## [GIVEN PASSAGE]
■ ■ ■ ■ ■

Analysis: many cancer survivors get therapeutic tattoos to allow them to carve out a new interpretation of their changed bodies
As humans, we have the power to make the world around us meaningful. Nowhere is this truer than tattooing. This is because, despite the potentially arbitrary nature of inserting ink into the skin, humans have given it immense meaning across its roughly 5,000+ years of existence. The reasons for getting a tattoo have changed over time. A very recent example of this is the creation of therapeutic tattoos: tattoos that are received for psychological purposes, to improve one’s body-image, sense of identity, etc.
Therapeutic tattoos are particularly common among cancer-survivors. These individuals often go through several body-changing treatments such as chemotherapy, causing port-scarring, or amputations, causing missing body-parts. However, while some survivors take pride in the bodily marks of their survivorship, others may feel unattractive, constantly reminded of their cancer, and unable to navigate their identity post-treatment.

■ ■ ■ ■ ■

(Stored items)
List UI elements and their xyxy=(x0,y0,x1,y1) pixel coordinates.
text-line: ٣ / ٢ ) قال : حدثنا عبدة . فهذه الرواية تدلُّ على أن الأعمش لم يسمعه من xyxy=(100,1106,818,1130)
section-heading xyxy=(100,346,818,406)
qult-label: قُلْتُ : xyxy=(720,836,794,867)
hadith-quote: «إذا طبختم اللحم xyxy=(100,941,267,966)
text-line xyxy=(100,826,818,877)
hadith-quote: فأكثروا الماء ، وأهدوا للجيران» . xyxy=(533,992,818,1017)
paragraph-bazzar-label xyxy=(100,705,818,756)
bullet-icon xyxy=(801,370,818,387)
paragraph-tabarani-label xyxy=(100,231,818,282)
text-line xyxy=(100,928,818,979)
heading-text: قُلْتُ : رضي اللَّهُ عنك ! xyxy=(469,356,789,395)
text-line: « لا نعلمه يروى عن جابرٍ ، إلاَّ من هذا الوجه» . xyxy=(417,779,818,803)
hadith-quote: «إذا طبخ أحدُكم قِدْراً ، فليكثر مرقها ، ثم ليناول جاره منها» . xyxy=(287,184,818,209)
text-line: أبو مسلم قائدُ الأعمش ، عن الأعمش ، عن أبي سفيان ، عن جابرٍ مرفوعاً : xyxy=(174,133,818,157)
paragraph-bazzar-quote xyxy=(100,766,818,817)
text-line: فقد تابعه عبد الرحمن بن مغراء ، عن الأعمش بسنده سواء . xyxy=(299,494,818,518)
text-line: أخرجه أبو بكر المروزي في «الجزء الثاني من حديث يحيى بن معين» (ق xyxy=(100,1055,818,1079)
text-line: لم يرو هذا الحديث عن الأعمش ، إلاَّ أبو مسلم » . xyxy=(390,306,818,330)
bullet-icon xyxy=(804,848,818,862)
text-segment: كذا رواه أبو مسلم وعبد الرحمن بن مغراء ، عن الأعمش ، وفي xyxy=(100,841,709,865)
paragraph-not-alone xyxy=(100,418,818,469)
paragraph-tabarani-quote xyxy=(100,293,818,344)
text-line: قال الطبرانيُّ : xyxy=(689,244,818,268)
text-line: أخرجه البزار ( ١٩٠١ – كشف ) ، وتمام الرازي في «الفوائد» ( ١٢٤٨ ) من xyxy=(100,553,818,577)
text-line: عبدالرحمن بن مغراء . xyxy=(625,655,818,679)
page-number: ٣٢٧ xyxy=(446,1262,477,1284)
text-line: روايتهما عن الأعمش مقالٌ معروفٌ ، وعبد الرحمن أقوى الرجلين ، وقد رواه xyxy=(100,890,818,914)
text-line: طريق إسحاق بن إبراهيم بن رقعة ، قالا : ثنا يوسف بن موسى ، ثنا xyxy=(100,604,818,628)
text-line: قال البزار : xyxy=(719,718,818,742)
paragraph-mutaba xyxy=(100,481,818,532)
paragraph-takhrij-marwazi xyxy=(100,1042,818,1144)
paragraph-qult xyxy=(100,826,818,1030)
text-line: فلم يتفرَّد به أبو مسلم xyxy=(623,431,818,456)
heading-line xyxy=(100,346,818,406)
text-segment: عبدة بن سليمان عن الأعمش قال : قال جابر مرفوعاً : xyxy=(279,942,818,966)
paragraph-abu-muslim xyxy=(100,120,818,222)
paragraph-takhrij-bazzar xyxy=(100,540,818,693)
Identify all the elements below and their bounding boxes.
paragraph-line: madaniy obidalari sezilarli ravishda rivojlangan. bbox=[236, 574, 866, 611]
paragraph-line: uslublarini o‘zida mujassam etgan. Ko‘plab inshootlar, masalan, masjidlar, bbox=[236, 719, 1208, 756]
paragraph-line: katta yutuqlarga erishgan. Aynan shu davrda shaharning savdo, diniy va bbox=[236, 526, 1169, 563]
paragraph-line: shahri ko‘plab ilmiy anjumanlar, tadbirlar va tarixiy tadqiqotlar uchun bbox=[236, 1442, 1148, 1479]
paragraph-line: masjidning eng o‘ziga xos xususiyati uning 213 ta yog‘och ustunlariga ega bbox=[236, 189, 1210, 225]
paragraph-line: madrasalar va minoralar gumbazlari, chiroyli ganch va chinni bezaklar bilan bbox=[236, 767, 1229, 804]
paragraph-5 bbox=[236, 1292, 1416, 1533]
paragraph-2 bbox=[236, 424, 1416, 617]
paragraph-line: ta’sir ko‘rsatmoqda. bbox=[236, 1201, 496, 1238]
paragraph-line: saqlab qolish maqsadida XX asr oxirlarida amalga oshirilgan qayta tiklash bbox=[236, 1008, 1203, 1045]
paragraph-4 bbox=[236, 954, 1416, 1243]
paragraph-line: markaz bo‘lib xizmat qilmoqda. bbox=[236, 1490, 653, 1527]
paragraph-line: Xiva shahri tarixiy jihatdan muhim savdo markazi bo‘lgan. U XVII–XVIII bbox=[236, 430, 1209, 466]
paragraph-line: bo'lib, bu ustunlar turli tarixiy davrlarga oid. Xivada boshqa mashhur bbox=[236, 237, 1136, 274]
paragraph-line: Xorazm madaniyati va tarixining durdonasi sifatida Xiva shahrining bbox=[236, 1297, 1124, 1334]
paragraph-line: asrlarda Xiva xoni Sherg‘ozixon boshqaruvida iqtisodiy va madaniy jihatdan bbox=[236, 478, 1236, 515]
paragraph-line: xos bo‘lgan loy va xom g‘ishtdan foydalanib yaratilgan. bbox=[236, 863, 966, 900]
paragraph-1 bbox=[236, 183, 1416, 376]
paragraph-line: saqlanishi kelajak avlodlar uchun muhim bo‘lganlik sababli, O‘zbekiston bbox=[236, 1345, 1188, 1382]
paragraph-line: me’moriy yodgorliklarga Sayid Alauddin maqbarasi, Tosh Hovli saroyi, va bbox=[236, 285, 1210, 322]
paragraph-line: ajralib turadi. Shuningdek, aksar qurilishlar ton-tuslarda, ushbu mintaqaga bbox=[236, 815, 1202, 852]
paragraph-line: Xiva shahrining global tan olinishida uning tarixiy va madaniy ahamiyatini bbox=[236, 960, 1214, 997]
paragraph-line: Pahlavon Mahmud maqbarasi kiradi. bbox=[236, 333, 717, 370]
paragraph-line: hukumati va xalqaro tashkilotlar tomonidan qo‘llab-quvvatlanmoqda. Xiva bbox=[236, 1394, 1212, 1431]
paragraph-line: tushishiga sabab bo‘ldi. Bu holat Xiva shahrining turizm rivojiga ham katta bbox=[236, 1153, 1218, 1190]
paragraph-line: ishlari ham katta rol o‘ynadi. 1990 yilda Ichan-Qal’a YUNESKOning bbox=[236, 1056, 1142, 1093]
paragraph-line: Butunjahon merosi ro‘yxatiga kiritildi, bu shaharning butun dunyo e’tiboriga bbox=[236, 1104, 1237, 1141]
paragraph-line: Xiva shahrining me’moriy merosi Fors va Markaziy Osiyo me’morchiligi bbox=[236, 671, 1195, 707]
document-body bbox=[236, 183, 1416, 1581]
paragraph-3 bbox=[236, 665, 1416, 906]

■ ■ ■ ■ ■

## [ACTIVITY]
Continue the passage on therapeutic tattoos for cancer survivors, picking up after its last sentence.

## [ANSWER FOR THE TASK]
From TEDxChicago, tattoo artist David Allen on how a post-mastectomy tattoo can help someone heal
For these reasons, many cancer-survivors decide to receive therapeutic tattoos, as they allow these individuals to carve out a new interpretation of their changed bodies, putting them back in control of their own story. Such tattoos can take many forms, and can be categorised as Medical (tattoo performed on scarred skin) or non-medical (tattoo performed on non-scarred skin), and decorative(tattoo design creates a new symbol) or reconstructive (tattoo design recreates a part of the body which has been lost).
Below are the stories of two breast cancer survivors, which showcase the impact therapeutic tattoos can have.
Lisa’s story
“I didn’t want a tattooed nipple, they never meant that much to me when I had two, I wanted something to symbolise what had happened to my boob.
When I was told I had breast cancer, I said to the surgeon, “just take it out and get rid of it”, my mom had had breast cancer 10 years before, so I knew the process.
My zip tattoo came about as when I looked in the mirror, they had actually cut open my boob, gotten rid of it, and sewn my skin shut again.

I wanted the zip to be slightly open to have butterflies (my moms favourite) coming out of it, representing me, my mum and my dad as we all had cancer that year.
Unfortunately, my parents both passed away the year I got the tattoo, so it represents more than just my cancer now.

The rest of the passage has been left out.